Problem description: Return all of the data exactly as written, without the pictures.

Collected data:
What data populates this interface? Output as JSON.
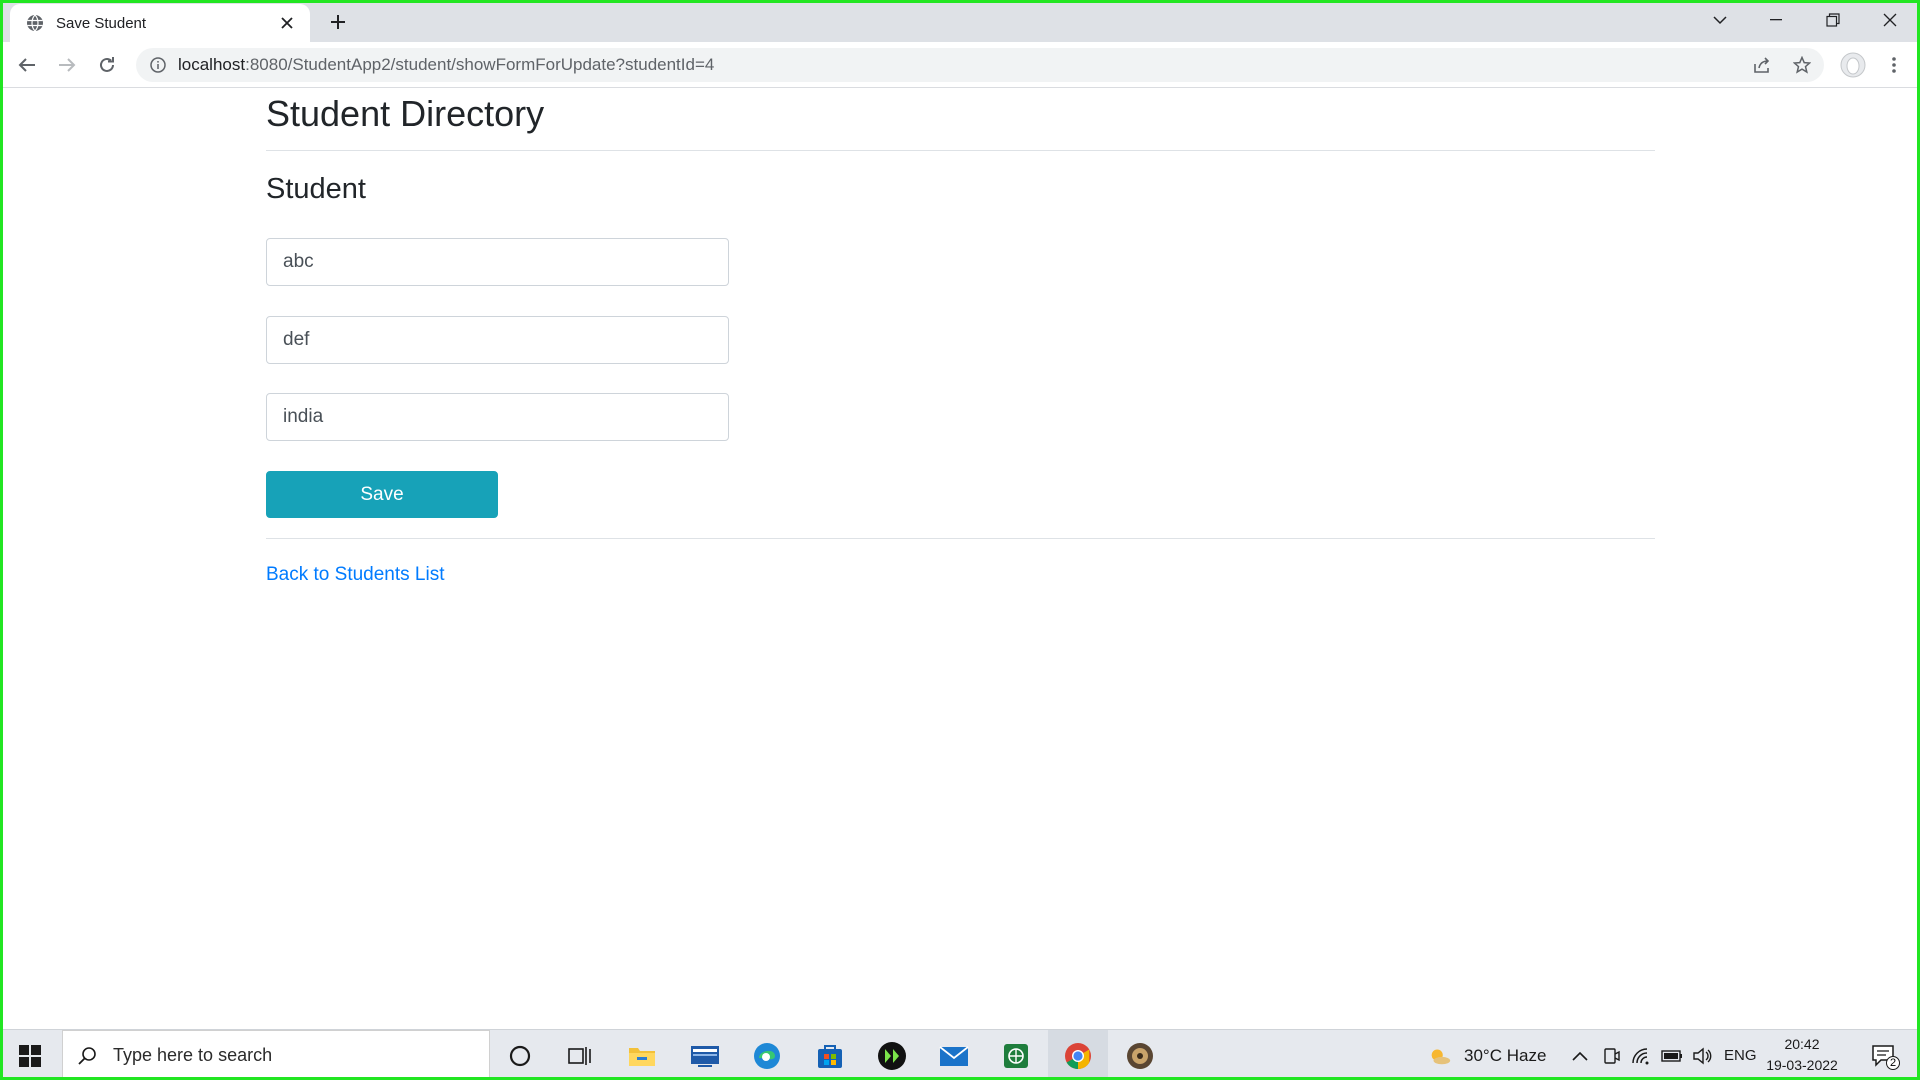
{
  "browser": {
    "tab_title": "Save Student",
    "url_host": "localhost",
    "url_path": ":8080/StudentApp2/student/showFormForUpdate?studentId=4"
  },
  "page": {
    "title": "Student Directory",
    "section_title": "Student",
    "fields": [
      {
        "value": "abc"
      },
      {
        "value": "def"
      },
      {
        "value": "india"
      }
    ],
    "save_label": "Save",
    "back_link_label": "Back to Students List"
  },
  "taskbar": {
    "search_placeholder": "Type here to search",
    "weather": "30°C  Haze",
    "language": "ENG",
    "time": "20:42",
    "date": "19-03-2022",
    "notification_count": "2"
  },
  "colors": {
    "accent_button": "#17a2b8",
    "link": "#007bff",
    "frame": "#22e622"
  }
}
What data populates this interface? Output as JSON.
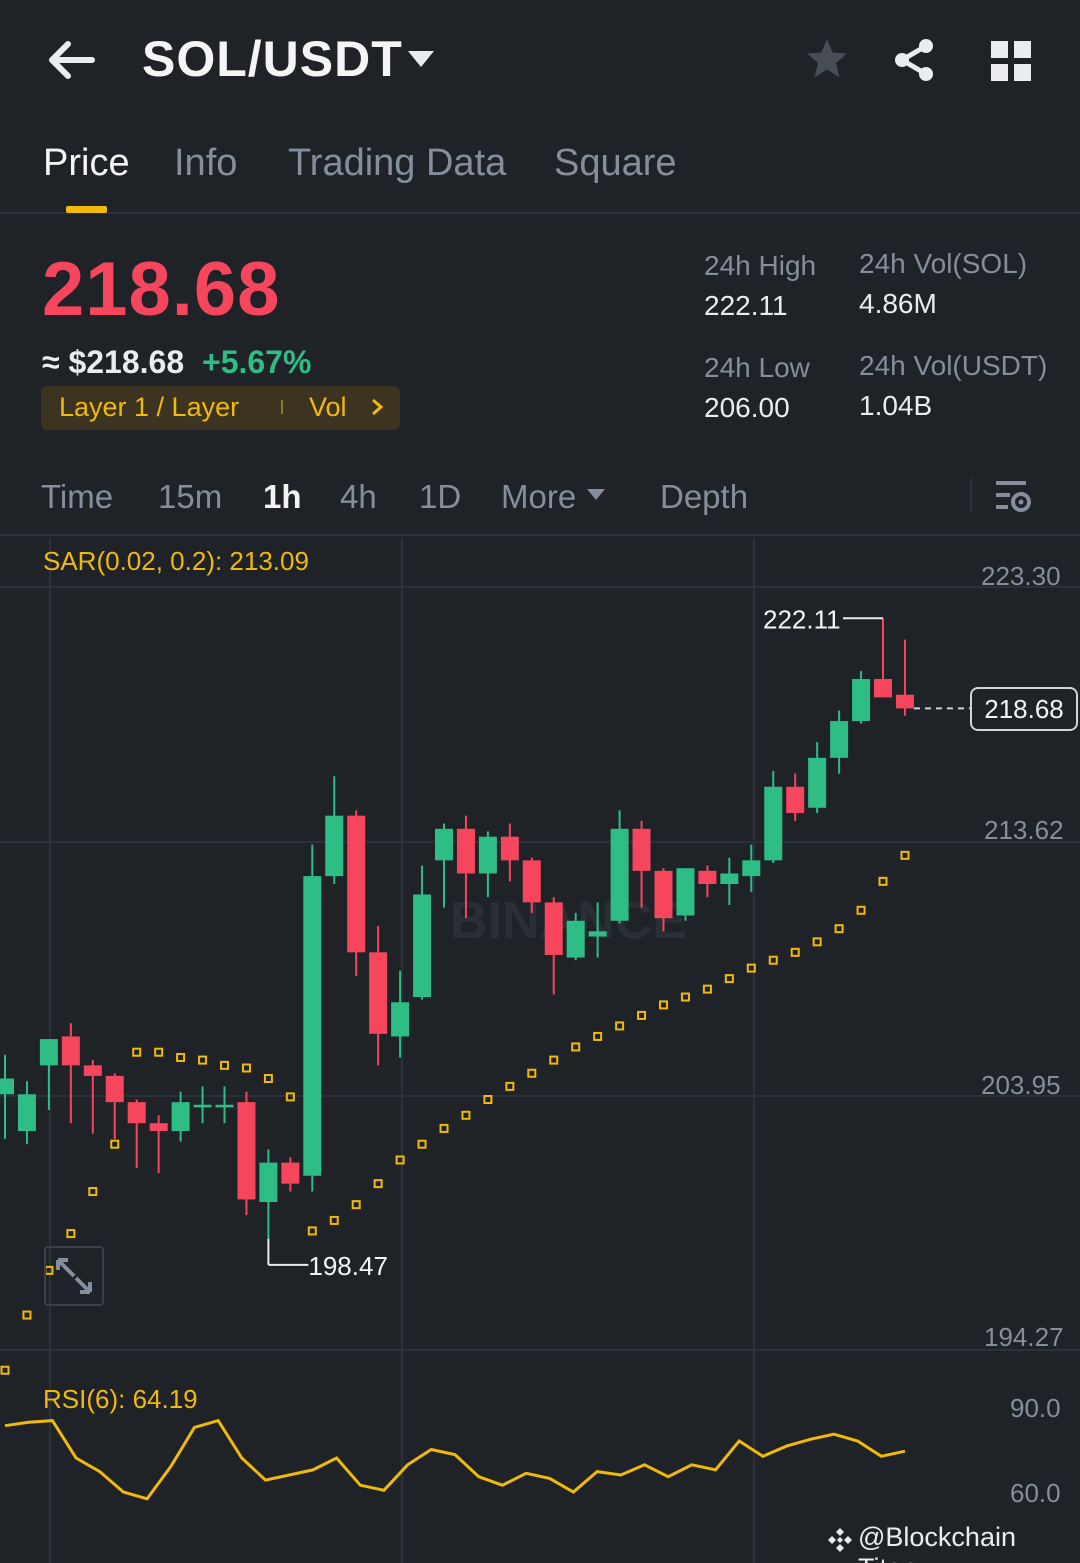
{
  "header": {
    "pair": "SOL/USDT",
    "icons": [
      "back-arrow-icon",
      "caret-down-icon",
      "star-icon",
      "share-icon",
      "grid-icon"
    ]
  },
  "tabs": [
    {
      "label": "Price",
      "active": true
    },
    {
      "label": "Info"
    },
    {
      "label": "Trading Data"
    },
    {
      "label": "Square"
    }
  ],
  "price": {
    "last": "218.68",
    "approx": "≈ $218.68",
    "change": "+5.67%",
    "tag": "Layer 1 / Layer",
    "vol_link": "Vol",
    "colors": {
      "down": "#f6465d",
      "up": "#2ebd85",
      "accent": "#f0b90b"
    }
  },
  "stats": {
    "high_label": "24h High",
    "high": "222.11",
    "low_label": "24h Low",
    "low": "206.00",
    "vol_sol_label": "24h Vol(SOL)",
    "vol_sol": "4.86M",
    "vol_usdt_label": "24h Vol(USDT)",
    "vol_usdt": "1.04B"
  },
  "timeframes": {
    "items": [
      "Time",
      "15m",
      "1h",
      "4h",
      "1D"
    ],
    "active": "1h",
    "more": "More",
    "depth": "Depth"
  },
  "chart": {
    "sar_label": "SAR(0.02, 0.2): 213.09",
    "rsi_label": "RSI(6): 64.19",
    "axis": [
      "223.30",
      "213.62",
      "203.95",
      "194.27"
    ],
    "rsi_axis": [
      "90.0",
      "60.0"
    ],
    "high_marker": "222.11",
    "low_marker": "198.47",
    "last_tag": "218.68",
    "watermark": "BINANCE"
  },
  "chart_data": {
    "type": "candlestick",
    "interval": "1h",
    "ylim": [
      194.27,
      223.3
    ],
    "candles": [
      {
        "o": 204.0,
        "h": 205.5,
        "l": 202.3,
        "c": 204.6
      },
      {
        "o": 202.6,
        "h": 204.5,
        "l": 202.1,
        "c": 204.0
      },
      {
        "o": 205.1,
        "h": 205.9,
        "l": 203.4,
        "c": 206.1
      },
      {
        "o": 206.2,
        "h": 206.7,
        "l": 202.9,
        "c": 205.1
      },
      {
        "o": 205.1,
        "h": 205.3,
        "l": 202.5,
        "c": 204.7
      },
      {
        "o": 204.7,
        "h": 204.8,
        "l": 202.3,
        "c": 203.7
      },
      {
        "o": 203.7,
        "h": 203.8,
        "l": 201.2,
        "c": 202.9
      },
      {
        "o": 202.9,
        "h": 203.2,
        "l": 201.0,
        "c": 202.6
      },
      {
        "o": 202.6,
        "h": 204.1,
        "l": 202.2,
        "c": 203.7
      },
      {
        "o": 203.5,
        "h": 204.3,
        "l": 202.9,
        "c": 203.6
      },
      {
        "o": 203.5,
        "h": 204.3,
        "l": 202.9,
        "c": 203.6
      },
      {
        "o": 203.7,
        "h": 204.1,
        "l": 199.4,
        "c": 200.0
      },
      {
        "o": 199.9,
        "h": 201.9,
        "l": 198.5,
        "c": 201.4
      },
      {
        "o": 201.4,
        "h": 201.6,
        "l": 200.3,
        "c": 200.6
      },
      {
        "o": 200.9,
        "h": 213.5,
        "l": 200.3,
        "c": 212.3
      },
      {
        "o": 212.3,
        "h": 216.1,
        "l": 212.0,
        "c": 214.6
      },
      {
        "o": 214.6,
        "h": 214.8,
        "l": 208.5,
        "c": 209.4
      },
      {
        "o": 209.4,
        "h": 210.4,
        "l": 205.1,
        "c": 206.3
      },
      {
        "o": 206.2,
        "h": 208.7,
        "l": 205.4,
        "c": 207.5
      },
      {
        "o": 207.7,
        "h": 212.7,
        "l": 207.6,
        "c": 211.6
      },
      {
        "o": 212.9,
        "h": 214.3,
        "l": 211.1,
        "c": 214.1
      },
      {
        "o": 214.1,
        "h": 214.6,
        "l": 210.7,
        "c": 212.4
      },
      {
        "o": 212.4,
        "h": 214.0,
        "l": 211.5,
        "c": 213.8
      },
      {
        "o": 213.8,
        "h": 214.3,
        "l": 212.1,
        "c": 212.9
      },
      {
        "o": 212.9,
        "h": 213.0,
        "l": 210.9,
        "c": 211.3
      },
      {
        "o": 211.3,
        "h": 211.5,
        "l": 207.8,
        "c": 209.3
      },
      {
        "o": 209.2,
        "h": 210.9,
        "l": 209.1,
        "c": 210.6
      },
      {
        "o": 210.0,
        "h": 211.3,
        "l": 209.2,
        "c": 210.2
      },
      {
        "o": 210.6,
        "h": 214.8,
        "l": 210.5,
        "c": 214.1
      },
      {
        "o": 214.1,
        "h": 214.4,
        "l": 211.1,
        "c": 212.5
      },
      {
        "o": 212.5,
        "h": 212.6,
        "l": 210.2,
        "c": 210.7
      },
      {
        "o": 210.8,
        "h": 212.6,
        "l": 210.6,
        "c": 212.6
      },
      {
        "o": 212.5,
        "h": 212.7,
        "l": 211.5,
        "c": 212.0
      },
      {
        "o": 212.0,
        "h": 213.0,
        "l": 211.2,
        "c": 212.4
      },
      {
        "o": 212.3,
        "h": 213.5,
        "l": 211.7,
        "c": 212.9
      },
      {
        "o": 212.9,
        "h": 216.3,
        "l": 212.8,
        "c": 215.7
      },
      {
        "o": 215.7,
        "h": 216.2,
        "l": 214.4,
        "c": 214.7
      },
      {
        "o": 214.9,
        "h": 217.4,
        "l": 214.7,
        "c": 216.8
      },
      {
        "o": 216.8,
        "h": 218.6,
        "l": 216.2,
        "c": 218.2
      },
      {
        "o": 218.2,
        "h": 220.1,
        "l": 218.1,
        "c": 219.8
      },
      {
        "o": 219.8,
        "h": 222.11,
        "l": 219.4,
        "c": 219.1
      },
      {
        "o": 219.2,
        "h": 221.3,
        "l": 218.4,
        "c": 218.68
      }
    ],
    "sar": [
      193.5,
      195.6,
      197.3,
      198.7,
      200.3,
      202.1,
      205.6,
      205.6,
      205.4,
      205.3,
      205.1,
      205.0,
      204.6,
      203.9,
      198.8,
      199.2,
      199.8,
      200.6,
      201.5,
      202.1,
      202.7,
      203.2,
      203.8,
      204.3,
      204.8,
      205.3,
      205.8,
      206.2,
      206.6,
      207.0,
      207.4,
      207.7,
      208.0,
      208.4,
      208.8,
      209.1,
      209.4,
      209.8,
      210.3,
      211.0,
      212.1,
      213.09
    ],
    "rsi": [
      79,
      81,
      82,
      60,
      52,
      40,
      36,
      55,
      78,
      82,
      60,
      47,
      50,
      53,
      60,
      44,
      41,
      56,
      65,
      62,
      49,
      44,
      51,
      48,
      40,
      52,
      50,
      56,
      49,
      56,
      53,
      70,
      61,
      67,
      71,
      74,
      70,
      61,
      64
    ],
    "rsi_ylim": [
      40,
      90
    ]
  }
}
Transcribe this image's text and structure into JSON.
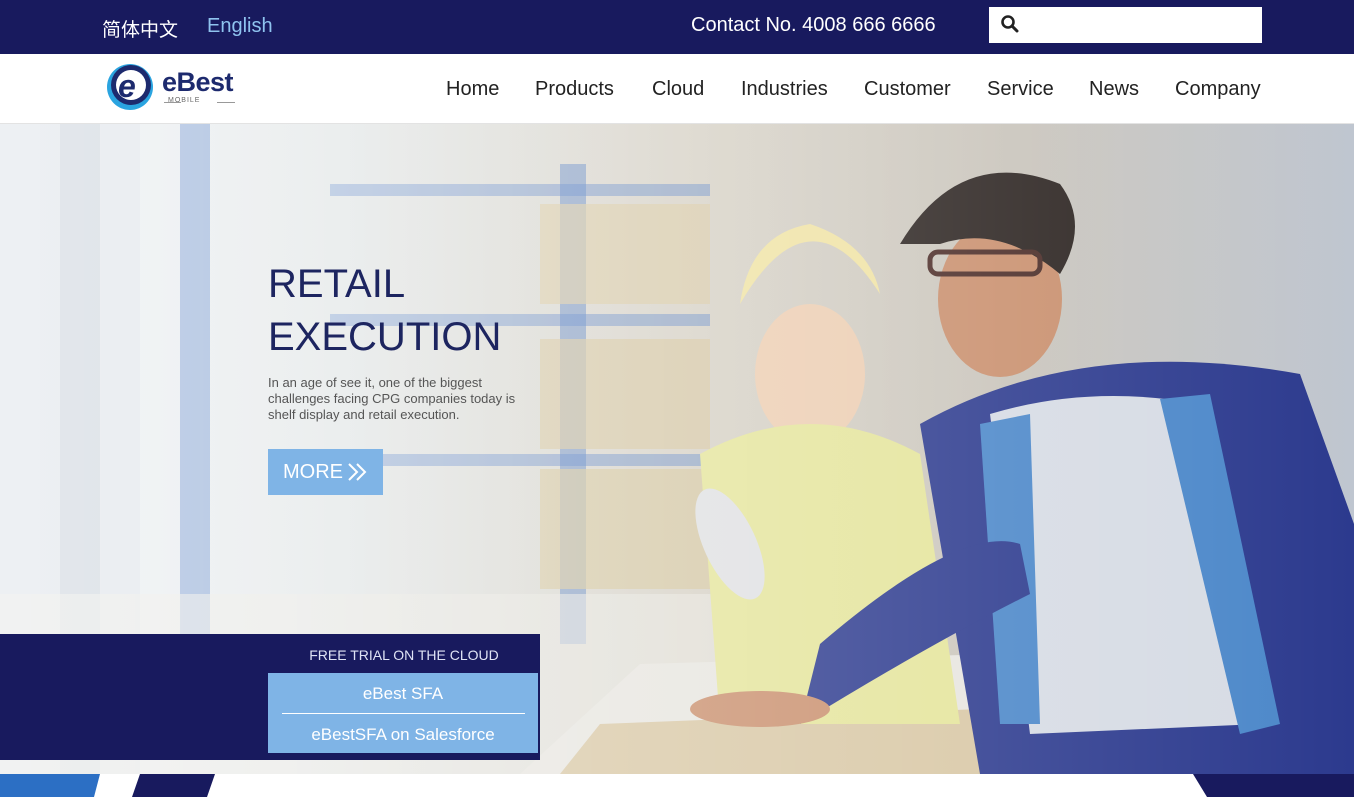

Problem solution:
What data populates this interface? Output as JSON.
{
  "browser": {
    "tab_title": "Save Student",
    "url_host": "localhost",
    "url_path": ":8080/StudentApp2/student/showFormForUpdate?studentId=4"
  },
  "page": {
    "title": "Student Directory",
    "section_title": "Student",
    "fields": [
      {
        "value": "abc"
      },
      {
        "value": "def"
      },
      {
        "value": "india"
      }
    ],
    "save_label": "Save",
    "back_link_label": "Back to Students List"
  },
  "taskbar": {
    "search_placeholder": "Type here to search",
    "weather": "30°C  Haze",
    "language": "ENG",
    "time": "20:42",
    "date": "19-03-2022",
    "notification_count": "2"
  },
  "colors": {
    "accent_button": "#17a2b8",
    "link": "#007bff",
    "frame": "#22e622"
  }
}
What data populates this interface? Output as JSON.
{
  "header": {
    "pair": "SOL/USDT",
    "icons": [
      "back-arrow-icon",
      "caret-down-icon",
      "star-icon",
      "share-icon",
      "grid-icon"
    ]
  },
  "tabs": [
    {
      "label": "Price",
      "active": true
    },
    {
      "label": "Info"
    },
    {
      "label": "Trading Data"
    },
    {
      "label": "Square"
    }
  ],
  "price": {
    "last": "218.68",
    "approx": "≈ $218.68",
    "change": "+5.67%",
    "tag": "Layer 1 / Layer",
    "vol_link": "Vol",
    "colors": {
      "down": "#f6465d",
      "up": "#2ebd85",
      "accent": "#f0b90b"
    }
  },
  "stats": {
    "high_label": "24h High",
    "high": "222.11",
    "low_label": "24h Low",
    "low": "206.00",
    "vol_sol_label": "24h Vol(SOL)",
    "vol_sol": "4.86M",
    "vol_usdt_label": "24h Vol(USDT)",
    "vol_usdt": "1.04B"
  },
  "timeframes": {
    "items": [
      "Time",
      "15m",
      "1h",
      "4h",
      "1D"
    ],
    "active": "1h",
    "more": "More",
    "depth": "Depth"
  },
  "chart": {
    "sar_label": "SAR(0.02, 0.2): 213.09",
    "rsi_label": "RSI(6): 64.19",
    "axis": [
      "223.30",
      "213.62",
      "203.95",
      "194.27"
    ],
    "rsi_axis": [
      "90.0",
      "60.0"
    ],
    "high_marker": "222.11",
    "low_marker": "198.47",
    "last_tag": "218.68",
    "watermark": "BINANCE"
  },
  "chart_data": {
    "type": "candlestick",
    "interval": "1h",
    "ylim": [
      194.27,
      223.3
    ],
    "candles": [
      {
        "o": 204.0,
        "h": 205.5,
        "l": 202.3,
        "c": 204.6
      },
      {
        "o": 202.6,
        "h": 204.5,
        "l": 202.1,
        "c": 204.0
      },
      {
        "o": 205.1,
        "h": 205.9,
        "l": 203.4,
        "c": 206.1
      },
      {
        "o": 206.2,
        "h": 206.7,
        "l": 202.9,
        "c": 205.1
      },
      {
        "o": 205.1,
        "h": 205.3,
        "l": 202.5,
        "c": 204.7
      },
      {
        "o": 204.7,
        "h": 204.8,
        "l": 202.3,
        "c": 203.7
      },
      {
        "o": 203.7,
        "h": 203.8,
        "l": 201.2,
        "c": 202.9
      },
      {
        "o": 202.9,
        "h": 203.2,
        "l": 201.0,
        "c": 202.6
      },
      {
        "o": 202.6,
        "h": 204.1,
        "l": 202.2,
        "c": 203.7
      },
      {
        "o": 203.5,
        "h": 204.3,
        "l": 202.9,
        "c": 203.6
      },
      {
        "o": 203.5,
        "h": 204.3,
        "l": 202.9,
        "c": 203.6
      },
      {
        "o": 203.7,
        "h": 204.1,
        "l": 199.4,
        "c": 200.0
      },
      {
        "o": 199.9,
        "h": 201.9,
        "l": 198.5,
        "c": 201.4
      },
      {
        "o": 201.4,
        "h": 201.6,
        "l": 200.3,
        "c": 200.6
      },
      {
        "o": 200.9,
        "h": 213.5,
        "l": 200.3,
        "c": 212.3
      },
      {
        "o": 212.3,
        "h": 216.1,
        "l": 212.0,
        "c": 214.6
      },
      {
        "o": 214.6,
        "h": 214.8,
        "l": 208.5,
        "c": 209.4
      },
      {
        "o": 209.4,
        "h": 210.4,
        "l": 205.1,
        "c": 206.3
      },
      {
        "o": 206.2,
        "h": 208.7,
        "l": 205.4,
        "c": 207.5
      },
      {
        "o": 207.7,
        "h": 212.7,
        "l": 207.6,
        "c": 211.6
      },
      {
        "o": 212.9,
        "h": 214.3,
        "l": 211.1,
        "c": 214.1
      },
      {
        "o": 214.1,
        "h": 214.6,
        "l": 210.7,
        "c": 212.4
      },
      {
        "o": 212.4,
        "h": 214.0,
        "l": 211.5,
        "c": 213.8
      },
      {
        "o": 213.8,
        "h": 214.3,
        "l": 212.1,
        "c": 212.9
      },
      {
        "o": 212.9,
        "h": 213.0,
        "l": 210.9,
        "c": 211.3
      },
      {
        "o": 211.3,
        "h": 211.5,
        "l": 207.8,
        "c": 209.3
      },
      {
        "o": 209.2,
        "h": 210.9,
        "l": 209.1,
        "c": 210.6
      },
      {
        "o": 210.0,
        "h": 211.3,
        "l": 209.2,
        "c": 210.2
      },
      {
        "o": 210.6,
        "h": 214.8,
        "l": 210.5,
        "c": 214.1
      },
      {
        "o": 214.1,
        "h": 214.4,
        "l": 211.1,
        "c": 212.5
      },
      {
        "o": 212.5,
        "h": 212.6,
        "l": 210.2,
        "c": 210.7
      },
      {
        "o": 210.8,
        "h": 212.6,
        "l": 210.6,
        "c": 212.6
      },
      {
        "o": 212.5,
        "h": 212.7,
        "l": 211.5,
        "c": 212.0
      },
      {
        "o": 212.0,
        "h": 213.0,
        "l": 211.2,
        "c": 212.4
      },
      {
        "o": 212.3,
        "h": 213.5,
        "l": 211.7,
        "c": 212.9
      },
      {
        "o": 212.9,
        "h": 216.3,
        "l": 212.8,
        "c": 215.7
      },
      {
        "o": 215.7,
        "h": 216.2,
        "l": 214.4,
        "c": 214.7
      },
      {
        "o": 214.9,
        "h": 217.4,
        "l": 214.7,
        "c": 216.8
      },
      {
        "o": 216.8,
        "h": 218.6,
        "l": 216.2,
        "c": 218.2
      },
      {
        "o": 218.2,
        "h": 220.1,
        "l": 218.1,
        "c": 219.8
      },
      {
        "o": 219.8,
        "h": 222.11,
        "l": 219.4,
        "c": 219.1
      },
      {
        "o": 219.2,
        "h": 221.3,
        "l": 218.4,
        "c": 218.68
      }
    ],
    "sar": [
      193.5,
      195.6,
      197.3,
      198.7,
      200.3,
      202.1,
      205.6,
      205.6,
      205.4,
      205.3,
      205.1,
      205.0,
      204.6,
      203.9,
      198.8,
      199.2,
      199.8,
      200.6,
      201.5,
      202.1,
      202.7,
      203.2,
      203.8,
      204.3,
      204.8,
      205.3,
      205.8,
      206.2,
      206.6,
      207.0,
      207.4,
      207.7,
      208.0,
      208.4,
      208.8,
      209.1,
      209.4,
      209.8,
      210.3,
      211.0,
      212.1,
      213.09
    ],
    "rsi": [
      79,
      81,
      82,
      60,
      52,
      40,
      36,
      55,
      78,
      82,
      60,
      47,
      50,
      53,
      60,
      44,
      41,
      56,
      65,
      62,
      49,
      44,
      51,
      48,
      40,
      52,
      50,
      56,
      49,
      56,
      53,
      70,
      61,
      67,
      71,
      74,
      70,
      61,
      64
    ],
    "rsi_ylim": [
      40,
      90
    ]
  }
}
Transcribe this image's text and structure into JSON.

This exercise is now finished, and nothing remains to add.